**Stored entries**
::::
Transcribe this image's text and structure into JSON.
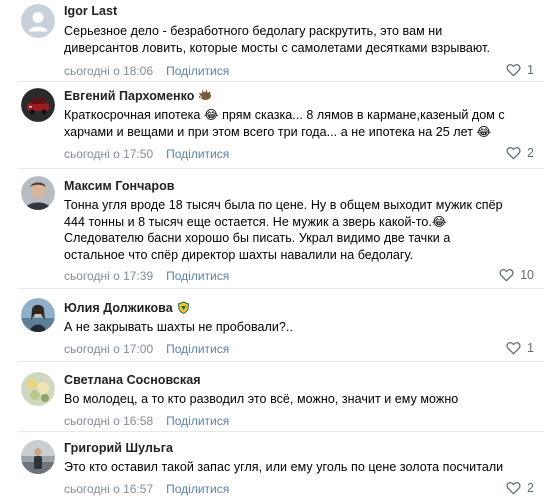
{
  "comments": [
    {
      "author": "Igor Last",
      "badge": "",
      "avatar": "default-avatar",
      "lines": [
        "Серьезное дело - безработного бедолагу раскрутить, это вам ни",
        "диверсантов ловить, которые мосты с самолетами десятками взрывают."
      ],
      "time": "сьогодні о 18:06",
      "share": "Поділитися",
      "likes": "1"
    },
    {
      "author": "Евгений Пархоменко",
      "badge": "hedgehog",
      "avatar": "car-avatar",
      "lines": [
        "Краткосрочная ипотека 😂 прям сказка... 8 лямов в кармане,казеный дом с",
        "харчами и вещами и при этом всего три года... а не ипотека на 25 лет 😂"
      ],
      "time": "сьогодні о 17:50",
      "share": "Поділитися",
      "likes": "2"
    },
    {
      "author": "Максим Гончаров",
      "badge": "",
      "avatar": "man-avatar",
      "lines": [
        "Тонна угля вроде 18 тысяч была по цене. Ну в общем выходит мужик спёр",
        "444 тонны и 8 тысяч еще остается. Не мужик а зверь какой-то.😂",
        "Следователю басни хорошо бы писать. Украл видимо две тачки а",
        "остальное что спёр директор шахты навалили на бедолагу."
      ],
      "time": "сьогодні о 17:39",
      "share": "Поділитися",
      "likes": "10"
    },
    {
      "author": "Юлия Должикова",
      "badge": "crest",
      "avatar": "woman-avatar",
      "lines": [
        "А не закрывать шахты не пробовали?.."
      ],
      "time": "сьогодні о 17:00",
      "share": "Поділитися",
      "likes": "1"
    },
    {
      "author": "Светлана Сосновская",
      "badge": "",
      "avatar": "flowers-avatar",
      "lines": [
        "Во молодец, а то кто разводил это всё, можно, значит и ему можно"
      ],
      "time": "сьогодні о 16:58",
      "share": "Поділитися",
      "likes": ""
    },
    {
      "author": "Григорий Шульга",
      "badge": "",
      "avatar": "street-avatar",
      "lines": [
        "Это кто оставил такой запас угля, или ему уголь по цене золота посчитали"
      ],
      "time": "сьогодні о 16:57",
      "share": "Поділитися",
      "likes": "2"
    }
  ],
  "colors": {
    "author": "#222222",
    "meta": "#818c99",
    "link": "#5a7fa8",
    "likes": "#626d7a",
    "divider": "#e7e8ec"
  }
}
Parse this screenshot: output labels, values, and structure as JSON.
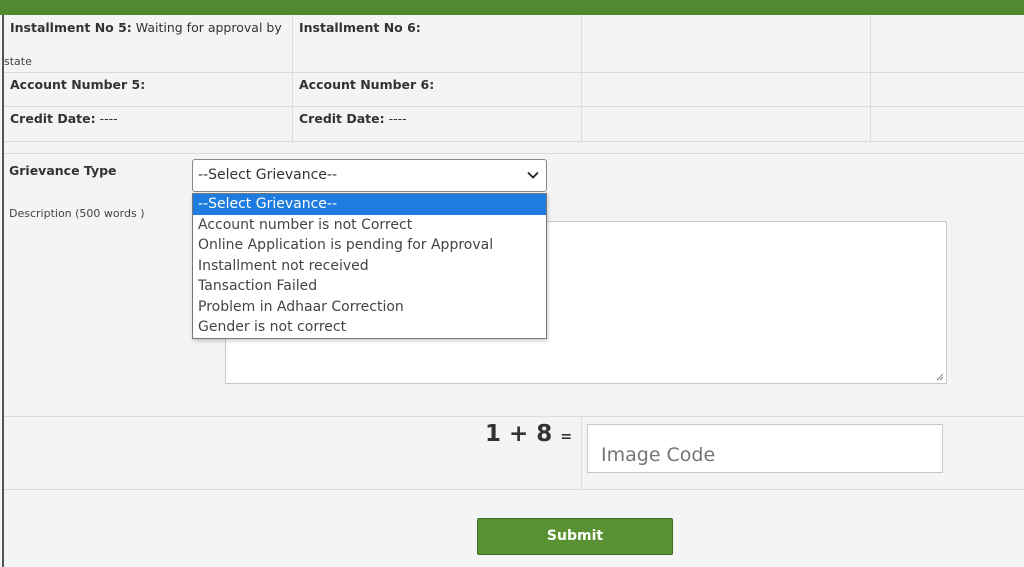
{
  "installments": {
    "inst5_label": "Installment No 5:",
    "inst5_status_line1": "Waiting for approval by",
    "inst5_status_line2": "state",
    "inst6_label": "Installment No 6:",
    "acc5_label": "Account Number 5:",
    "acc6_label": "Account Number 6:",
    "credit5_label": "Credit Date:",
    "credit5_value": "----",
    "credit6_label": "Credit Date:",
    "credit6_value": "----"
  },
  "grievance": {
    "label": "Grievance Type",
    "selected": "--Select Grievance--",
    "options": [
      "--Select Grievance--",
      "Account number is not Correct",
      "Online Application is pending for Approval",
      "Installment not received",
      "Tansaction Failed",
      "Problem in Adhaar Correction",
      "Gender is not correct"
    ]
  },
  "description": {
    "label": "Description (500 words )"
  },
  "captcha": {
    "expression": "1 + 8",
    "equals": "=",
    "placeholder": "Image Code"
  },
  "submit_label": "Submit",
  "colors": {
    "header": "#4f8a30",
    "submit": "#5a9233",
    "highlight": "#1e7ce0"
  }
}
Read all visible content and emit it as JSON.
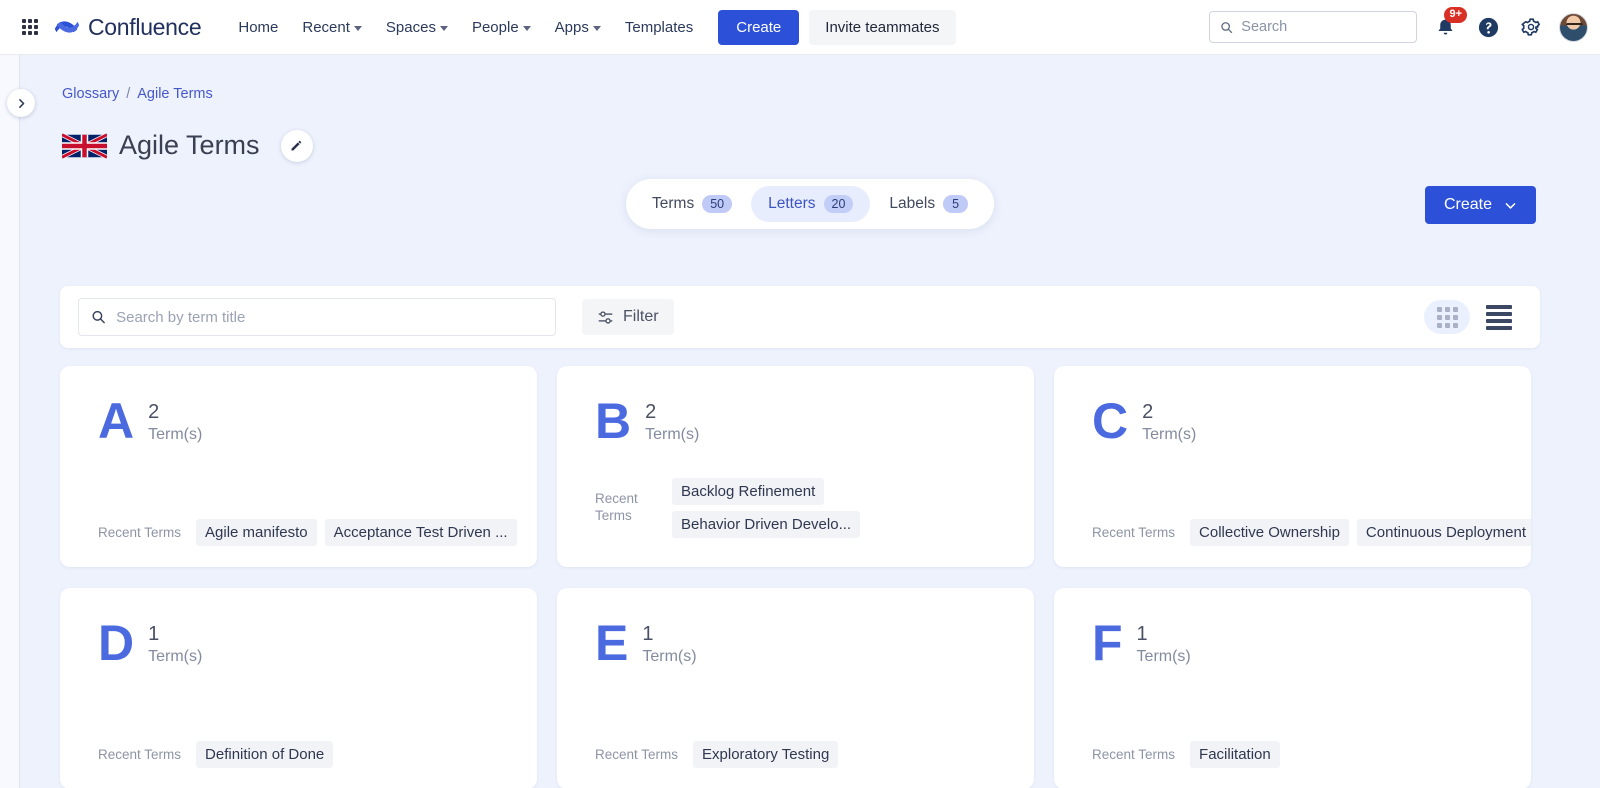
{
  "topnav": {
    "app_switcher_icon": "grid-apps-icon",
    "brand": "Confluence",
    "brand_icon": "confluence-logo-icon",
    "links": [
      {
        "label": "Home",
        "has_caret": false
      },
      {
        "label": "Recent",
        "has_caret": true
      },
      {
        "label": "Spaces",
        "has_caret": true
      },
      {
        "label": "People",
        "has_caret": true
      },
      {
        "label": "Apps",
        "has_caret": true
      },
      {
        "label": "Templates",
        "has_caret": false
      }
    ],
    "create_label": "Create",
    "invite_label": "Invite teammates",
    "search_placeholder": "Search",
    "search_value": "",
    "search_icon": "search-icon",
    "notifications_icon": "bell-icon",
    "notifications_badge": "9+",
    "help_icon": "help-circle-icon",
    "settings_icon": "gear-icon",
    "avatar_icon": "user-avatar"
  },
  "rail": {
    "toggle_icon": "chevron-right-icon"
  },
  "breadcrumb": {
    "parent": "Glossary",
    "separator": "/",
    "current": "Agile Terms"
  },
  "header": {
    "flag_icon": "uk-flag-icon",
    "title": "Agile Terms",
    "edit_icon": "pencil-icon",
    "create_label": "Create",
    "create_caret_icon": "chevron-down-icon"
  },
  "stats": [
    {
      "label": "Terms",
      "count": "50",
      "active": false
    },
    {
      "label": "Letters",
      "count": "20",
      "active": true
    },
    {
      "label": "Labels",
      "count": "5",
      "active": false
    }
  ],
  "toolbar": {
    "search_placeholder": "Search by term title",
    "search_value": "",
    "search_icon": "search-icon",
    "filter_label": "Filter",
    "filter_icon": "sliders-icon",
    "grid_view_icon": "grid-view-icon",
    "list_view_icon": "list-view-icon",
    "active_view": "grid"
  },
  "cards": {
    "recent_label": "Recent Terms",
    "items": [
      {
        "letter": "A",
        "count": "2",
        "count_label": "Term(s)",
        "stacked": false,
        "terms": [
          "Agile manifesto",
          "Acceptance Test Driven ..."
        ]
      },
      {
        "letter": "B",
        "count": "2",
        "count_label": "Term(s)",
        "stacked": true,
        "terms": [
          "Backlog Refinement",
          "Behavior Driven Develo..."
        ]
      },
      {
        "letter": "C",
        "count": "2",
        "count_label": "Term(s)",
        "stacked": false,
        "terms": [
          "Collective Ownership",
          "Continuous Deployment"
        ]
      },
      {
        "letter": "D",
        "count": "1",
        "count_label": "Term(s)",
        "stacked": false,
        "terms": [
          "Definition of Done"
        ]
      },
      {
        "letter": "E",
        "count": "1",
        "count_label": "Term(s)",
        "stacked": false,
        "terms": [
          "Exploratory Testing"
        ]
      },
      {
        "letter": "F",
        "count": "1",
        "count_label": "Term(s)",
        "stacked": false,
        "terms": [
          "Facilitation"
        ]
      }
    ]
  },
  "colors": {
    "brand_blue": "#2c50d8",
    "letter_blue": "#4b6ae0",
    "page_bg": "#eef2fd",
    "badge_red": "#d93025",
    "chip_bg": "#f2f3f6"
  }
}
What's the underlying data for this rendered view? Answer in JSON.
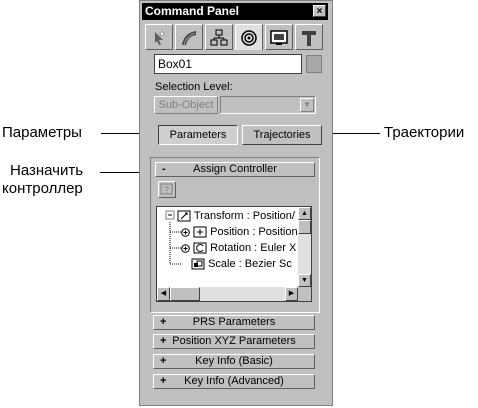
{
  "callouts": {
    "parameters": "Параметры",
    "trajectories": "Траектории",
    "assign_controller_line1": "Назначить",
    "assign_controller_line2": "контроллер"
  },
  "panel": {
    "title": "Command Panel",
    "close_glyph": "×",
    "tabs": [
      {
        "icon": "create-icon"
      },
      {
        "icon": "modify-icon"
      },
      {
        "icon": "hierarchy-icon"
      },
      {
        "icon": "motion-icon",
        "active": true
      },
      {
        "icon": "display-icon"
      },
      {
        "icon": "utilities-icon"
      }
    ],
    "object_name": "Box01",
    "object_color": "#a8a8a8",
    "selection_level_label": "Selection Level:",
    "sub_object_label": "Sub-Object",
    "parameters_button": "Parameters",
    "trajectories_button": "Trajectories"
  },
  "assign_controller": {
    "sign": "-",
    "title": "Assign Controller",
    "tree": [
      {
        "label": "Transform : Position/"
      },
      {
        "label": "Position : Position"
      },
      {
        "label": "Rotation : Euler X"
      },
      {
        "label": "Scale : Bezier Sc"
      }
    ]
  },
  "rollouts": [
    {
      "sign": "+",
      "title": "PRS Parameters"
    },
    {
      "sign": "+",
      "title": "Position XYZ Parameters"
    },
    {
      "sign": "+",
      "title": "Key Info (Basic)"
    },
    {
      "sign": "+",
      "title": "Key Info (Advanced)"
    }
  ]
}
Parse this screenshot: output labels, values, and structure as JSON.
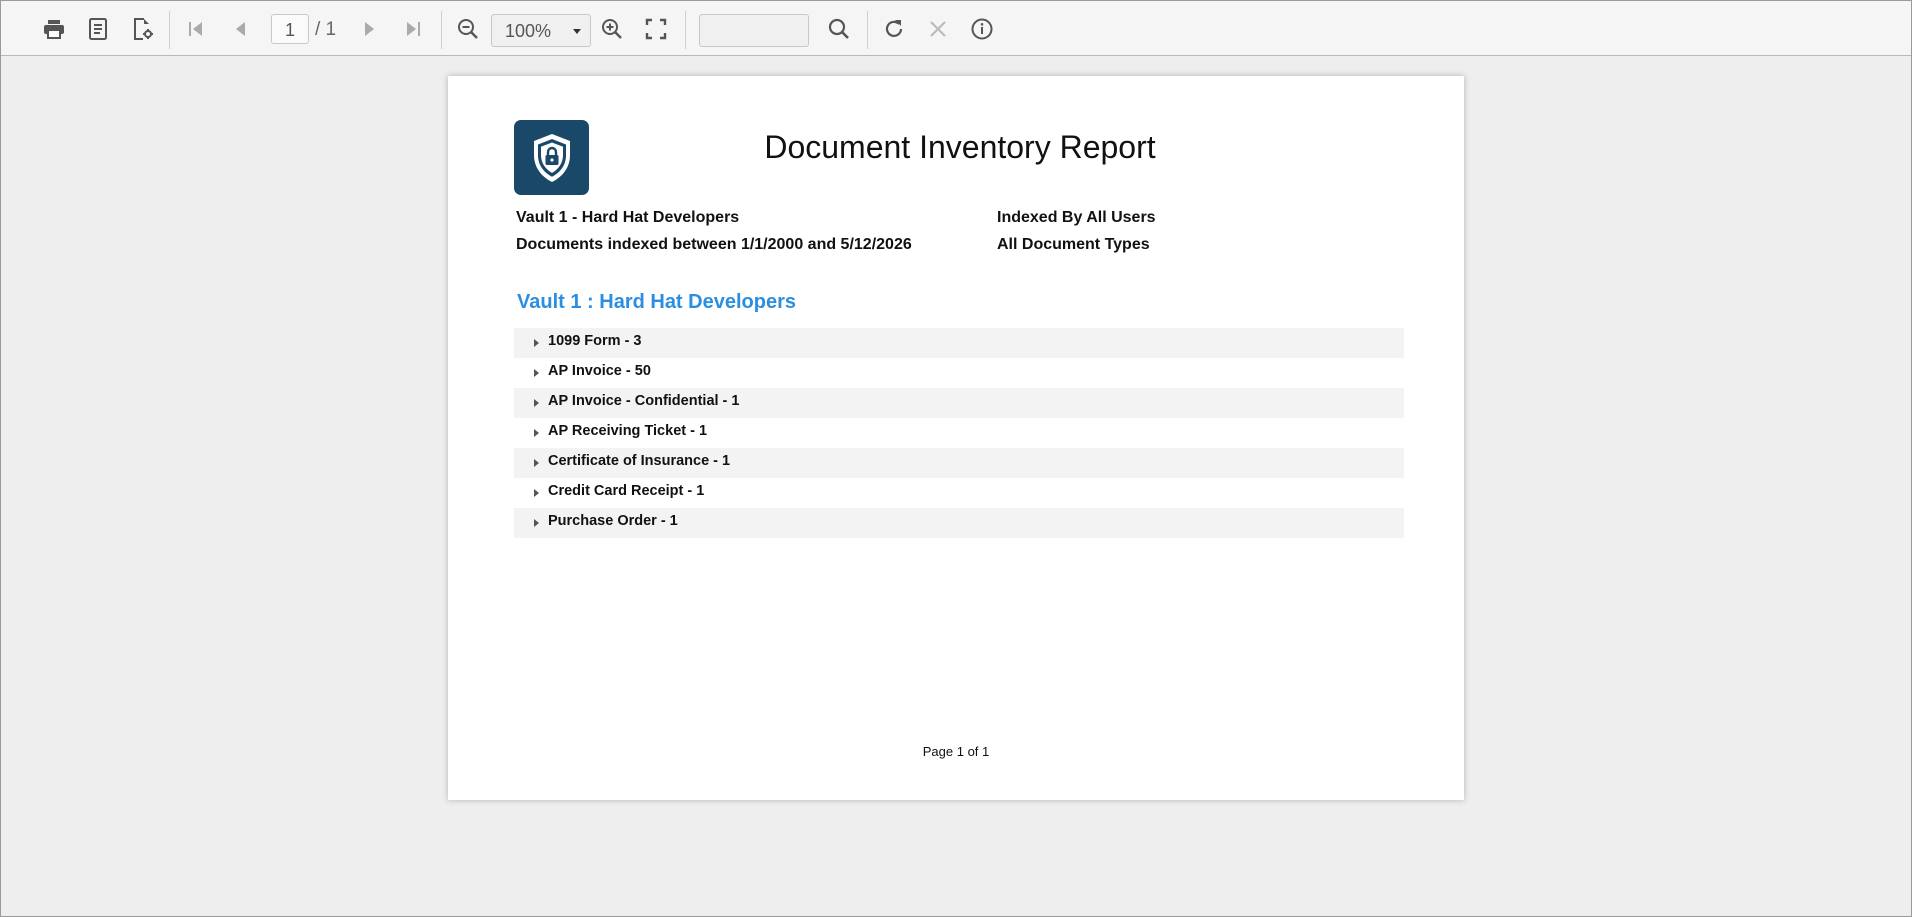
{
  "toolbar": {
    "icons": {
      "print": "print-icon",
      "export": "document-icon",
      "settings": "document-settings-icon",
      "first": "first-page-icon",
      "prev": "previous-page-icon",
      "next": "next-page-icon",
      "last": "last-page-icon",
      "zoom_out": "zoom-out-icon",
      "zoom_in": "zoom-in-icon",
      "fit": "fit-page-icon",
      "search": "search-icon",
      "refresh": "refresh-icon",
      "cancel": "cancel-icon",
      "info": "info-icon"
    },
    "page_number": "1",
    "page_total": "/ 1",
    "zoom_value": "100%",
    "search_value": ""
  },
  "report": {
    "logo_icon": "shield-lock-icon",
    "title": "Document Inventory Report",
    "vault_line": "Vault 1 - Hard Hat Developers",
    "date_range": "Documents indexed between 1/1/2000 and 5/12/2026",
    "indexed_by": "Indexed By All Users",
    "doc_types": "All Document Types",
    "vault_heading": "Vault 1 : Hard Hat Developers",
    "items": [
      {
        "label": "1099 Form - 3"
      },
      {
        "label": "AP Invoice - 50"
      },
      {
        "label": "AP Invoice - Confidential - 1"
      },
      {
        "label": "AP Receiving Ticket - 1"
      },
      {
        "label": "Certificate of Insurance - 1"
      },
      {
        "label": "Credit Card Receipt - 1"
      },
      {
        "label": "Purchase Order - 1"
      }
    ],
    "footer": "Page 1 of 1"
  },
  "colors": {
    "accent": "#2c8ee0",
    "logo_bg": "#1a4869",
    "row_alt": "#f3f3f3"
  }
}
::::
**Exercise objective**
Pick each line holding the word "JSON" out of the listing.

**Reply**
Transcribe this image's text and structure into JSON.
Parse this screenshot: output labels, values, and structure as JSON.
Read all visible content and emit it as JSON.
What's the underlying data for this rendered view? Answer in JSON.
Parse this screenshot: output labels, values, and structure as JSON.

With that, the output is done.